_What you are asked to do_:
In this exercise, reproduce all the entries that follow exactly.
··········
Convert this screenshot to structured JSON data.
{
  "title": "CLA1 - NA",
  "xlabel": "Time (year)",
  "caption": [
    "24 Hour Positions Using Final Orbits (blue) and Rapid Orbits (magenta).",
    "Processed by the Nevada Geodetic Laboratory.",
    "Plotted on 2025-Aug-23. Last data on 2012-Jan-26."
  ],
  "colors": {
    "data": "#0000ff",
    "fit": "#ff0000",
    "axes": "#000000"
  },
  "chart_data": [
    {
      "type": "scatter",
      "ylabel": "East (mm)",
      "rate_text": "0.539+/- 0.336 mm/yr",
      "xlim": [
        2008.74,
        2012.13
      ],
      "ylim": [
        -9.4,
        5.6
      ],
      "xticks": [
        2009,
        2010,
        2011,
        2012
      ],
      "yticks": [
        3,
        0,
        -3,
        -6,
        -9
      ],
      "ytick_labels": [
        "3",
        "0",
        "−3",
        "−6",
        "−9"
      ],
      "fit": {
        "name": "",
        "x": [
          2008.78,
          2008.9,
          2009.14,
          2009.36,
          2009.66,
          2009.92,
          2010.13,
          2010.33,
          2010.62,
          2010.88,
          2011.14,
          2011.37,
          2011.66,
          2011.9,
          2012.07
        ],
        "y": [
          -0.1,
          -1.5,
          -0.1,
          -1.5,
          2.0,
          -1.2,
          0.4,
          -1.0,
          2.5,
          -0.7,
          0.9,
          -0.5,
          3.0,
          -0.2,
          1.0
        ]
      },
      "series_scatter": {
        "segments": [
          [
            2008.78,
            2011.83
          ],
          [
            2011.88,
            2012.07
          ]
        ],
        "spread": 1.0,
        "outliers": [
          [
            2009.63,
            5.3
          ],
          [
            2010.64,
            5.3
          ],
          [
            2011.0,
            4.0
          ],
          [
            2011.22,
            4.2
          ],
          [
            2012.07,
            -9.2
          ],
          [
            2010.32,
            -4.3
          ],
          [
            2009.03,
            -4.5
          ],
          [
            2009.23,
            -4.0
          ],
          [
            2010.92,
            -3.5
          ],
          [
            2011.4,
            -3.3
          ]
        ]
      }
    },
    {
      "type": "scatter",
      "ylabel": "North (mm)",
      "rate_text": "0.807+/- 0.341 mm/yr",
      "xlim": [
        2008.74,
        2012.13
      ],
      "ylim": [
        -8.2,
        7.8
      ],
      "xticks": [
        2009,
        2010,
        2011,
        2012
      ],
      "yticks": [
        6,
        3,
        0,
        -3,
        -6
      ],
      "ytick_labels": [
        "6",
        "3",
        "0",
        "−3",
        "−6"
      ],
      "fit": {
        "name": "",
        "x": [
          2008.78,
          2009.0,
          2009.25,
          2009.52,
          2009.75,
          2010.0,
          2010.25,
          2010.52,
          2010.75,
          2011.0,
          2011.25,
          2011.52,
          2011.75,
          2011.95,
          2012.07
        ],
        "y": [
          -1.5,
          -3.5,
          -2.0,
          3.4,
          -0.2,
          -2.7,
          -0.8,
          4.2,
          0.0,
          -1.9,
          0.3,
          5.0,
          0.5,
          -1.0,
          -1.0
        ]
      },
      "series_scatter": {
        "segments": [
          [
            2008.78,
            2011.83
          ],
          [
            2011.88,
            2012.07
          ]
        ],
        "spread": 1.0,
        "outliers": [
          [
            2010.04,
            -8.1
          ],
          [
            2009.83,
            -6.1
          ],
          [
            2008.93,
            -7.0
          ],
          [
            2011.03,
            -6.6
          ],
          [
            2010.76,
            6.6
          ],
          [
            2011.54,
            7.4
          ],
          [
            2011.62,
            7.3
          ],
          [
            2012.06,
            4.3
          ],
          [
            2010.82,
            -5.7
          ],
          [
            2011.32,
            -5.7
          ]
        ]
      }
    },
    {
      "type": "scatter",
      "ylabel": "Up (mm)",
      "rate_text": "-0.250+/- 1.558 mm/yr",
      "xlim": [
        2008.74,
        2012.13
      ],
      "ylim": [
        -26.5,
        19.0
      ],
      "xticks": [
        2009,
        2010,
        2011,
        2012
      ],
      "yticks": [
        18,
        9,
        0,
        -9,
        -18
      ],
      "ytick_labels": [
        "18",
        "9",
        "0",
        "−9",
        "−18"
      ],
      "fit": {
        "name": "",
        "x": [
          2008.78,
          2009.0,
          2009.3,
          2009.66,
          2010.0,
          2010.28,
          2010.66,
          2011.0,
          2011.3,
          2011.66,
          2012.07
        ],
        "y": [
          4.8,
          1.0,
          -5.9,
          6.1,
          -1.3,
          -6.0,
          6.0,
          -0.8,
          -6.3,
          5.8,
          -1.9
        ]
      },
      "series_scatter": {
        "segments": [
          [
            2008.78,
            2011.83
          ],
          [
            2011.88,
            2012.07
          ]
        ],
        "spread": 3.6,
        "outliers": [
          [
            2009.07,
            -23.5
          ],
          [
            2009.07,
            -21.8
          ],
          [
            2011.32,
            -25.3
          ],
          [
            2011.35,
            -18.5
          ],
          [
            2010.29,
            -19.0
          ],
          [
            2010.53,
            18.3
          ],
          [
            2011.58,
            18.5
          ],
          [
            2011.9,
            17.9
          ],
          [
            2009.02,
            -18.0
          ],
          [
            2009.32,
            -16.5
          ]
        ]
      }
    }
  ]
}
··········
_Worked solution_:
Convert this screenshot to structured JSON data.
{
  "title": "CLA1 - NA",
  "xlabel": "Time (year)",
  "caption": [
    "24 Hour Positions Using Final Orbits (blue) and Rapid Orbits (magenta).",
    "Processed by the Nevada Geodetic Laboratory.",
    "Plotted on 2025-Aug-23. Last data on 2012-Jan-26."
  ],
  "colors": {
    "data": "#0000ff",
    "fit": "#ff0000",
    "axes": "#000000"
  },
  "chart_data": [
    {
      "type": "scatter",
      "ylabel": "East (mm)",
      "rate_text": "0.539+/- 0.336 mm/yr",
      "xlim": [
        2008.74,
        2012.13
      ],
      "ylim": [
        -9.4,
        5.6
      ],
      "xticks": [
        2009,
        2010,
        2011,
        2012
      ],
      "yticks": [
        3,
        0,
        -3,
        -6,
        -9
      ],
      "ytick_labels": [
        "3",
        "0",
        "−3",
        "−6",
        "−9"
      ],
      "fit": {
        "name": "",
        "x": [
          2008.78,
          2008.9,
          2009.14,
          2009.36,
          2009.66,
          2009.92,
          2010.13,
          2010.33,
          2010.62,
          2010.88,
          2011.14,
          2011.37,
          2011.66,
          2011.9,
          2012.07
        ],
        "y": [
          -0.1,
          -1.5,
          -0.1,
          -1.5,
          2.0,
          -1.2,
          0.4,
          -1.0,
          2.5,
          -0.7,
          0.9,
          -0.5,
          3.0,
          -0.2,
          1.0
        ]
      },
      "series_scatter": {
        "segments": [
          [
            2008.78,
            2011.83
          ],
          [
            2011.88,
            2012.07
          ]
        ],
        "spread": 1.0,
        "outliers": [
          [
            2009.63,
            5.3
          ],
          [
            2010.64,
            5.3
          ],
          [
            2011.0,
            4.0
          ],
          [
            2011.22,
            4.2
          ],
          [
            2012.07,
            -9.2
          ],
          [
            2010.32,
            -4.3
          ],
          [
            2009.03,
            -4.5
          ],
          [
            2009.23,
            -4.0
          ],
          [
            2010.92,
            -3.5
          ],
          [
            2011.4,
            -3.3
          ]
        ]
      }
    },
    {
      "type": "scatter",
      "ylabel": "North (mm)",
      "rate_text": "0.807+/- 0.341 mm/yr",
      "xlim": [
        2008.74,
        2012.13
      ],
      "ylim": [
        -8.2,
        7.8
      ],
      "xticks": [
        2009,
        2010,
        2011,
        2012
      ],
      "yticks": [
        6,
        3,
        0,
        -3,
        -6
      ],
      "ytick_labels": [
        "6",
        "3",
        "0",
        "−3",
        "−6"
      ],
      "fit": {
        "name": "",
        "x": [
          2008.78,
          2009.0,
          2009.25,
          2009.52,
          2009.75,
          2010.0,
          2010.25,
          2010.52,
          2010.75,
          2011.0,
          2011.25,
          2011.52,
          2011.75,
          2011.95,
          2012.07
        ],
        "y": [
          -1.5,
          -3.5,
          -2.0,
          3.4,
          -0.2,
          -2.7,
          -0.8,
          4.2,
          0.0,
          -1.9,
          0.3,
          5.0,
          0.5,
          -1.0,
          -1.0
        ]
      },
      "series_scatter": {
        "segments": [
          [
            2008.78,
            2011.83
          ],
          [
            2011.88,
            2012.07
          ]
        ],
        "spread": 1.0,
        "outliers": [
          [
            2010.04,
            -8.1
          ],
          [
            2009.83,
            -6.1
          ],
          [
            2008.93,
            -7.0
          ],
          [
            2011.03,
            -6.6
          ],
          [
            2010.76,
            6.6
          ],
          [
            2011.54,
            7.4
          ],
          [
            2011.62,
            7.3
          ],
          [
            2012.06,
            4.3
          ],
          [
            2010.82,
            -5.7
          ],
          [
            2011.32,
            -5.7
          ]
        ]
      }
    },
    {
      "type": "scatter",
      "ylabel": "Up (mm)",
      "rate_text": "-0.250+/- 1.558 mm/yr",
      "xlim": [
        2008.74,
        2012.13
      ],
      "ylim": [
        -26.5,
        19.0
      ],
      "xticks": [
        2009,
        2010,
        2011,
        2012
      ],
      "yticks": [
        18,
        9,
        0,
        -9,
        -18
      ],
      "ytick_labels": [
        "18",
        "9",
        "0",
        "−9",
        "−18"
      ],
      "fit": {
        "name": "",
        "x": [
          2008.78,
          2009.0,
          2009.3,
          2009.66,
          2010.0,
          2010.28,
          2010.66,
          2011.0,
          2011.3,
          2011.66,
          2012.07
        ],
        "y": [
          4.8,
          1.0,
          -5.9,
          6.1,
          -1.3,
          -6.0,
          6.0,
          -0.8,
          -6.3,
          5.8,
          -1.9
        ]
      },
      "series_scatter": {
        "segments": [
          [
            2008.78,
            2011.83
          ],
          [
            2011.88,
            2012.07
          ]
        ],
        "spread": 3.6,
        "outliers": [
          [
            2009.07,
            -23.5
          ],
          [
            2009.07,
            -21.8
          ],
          [
            2011.32,
            -25.3
          ],
          [
            2011.35,
            -18.5
          ],
          [
            2010.29,
            -19.0
          ],
          [
            2010.53,
            18.3
          ],
          [
            2011.58,
            18.5
          ],
          [
            2011.9,
            17.9
          ],
          [
            2009.02,
            -18.0
          ],
          [
            2009.32,
            -16.5
          ]
        ]
      }
    }
  ]
}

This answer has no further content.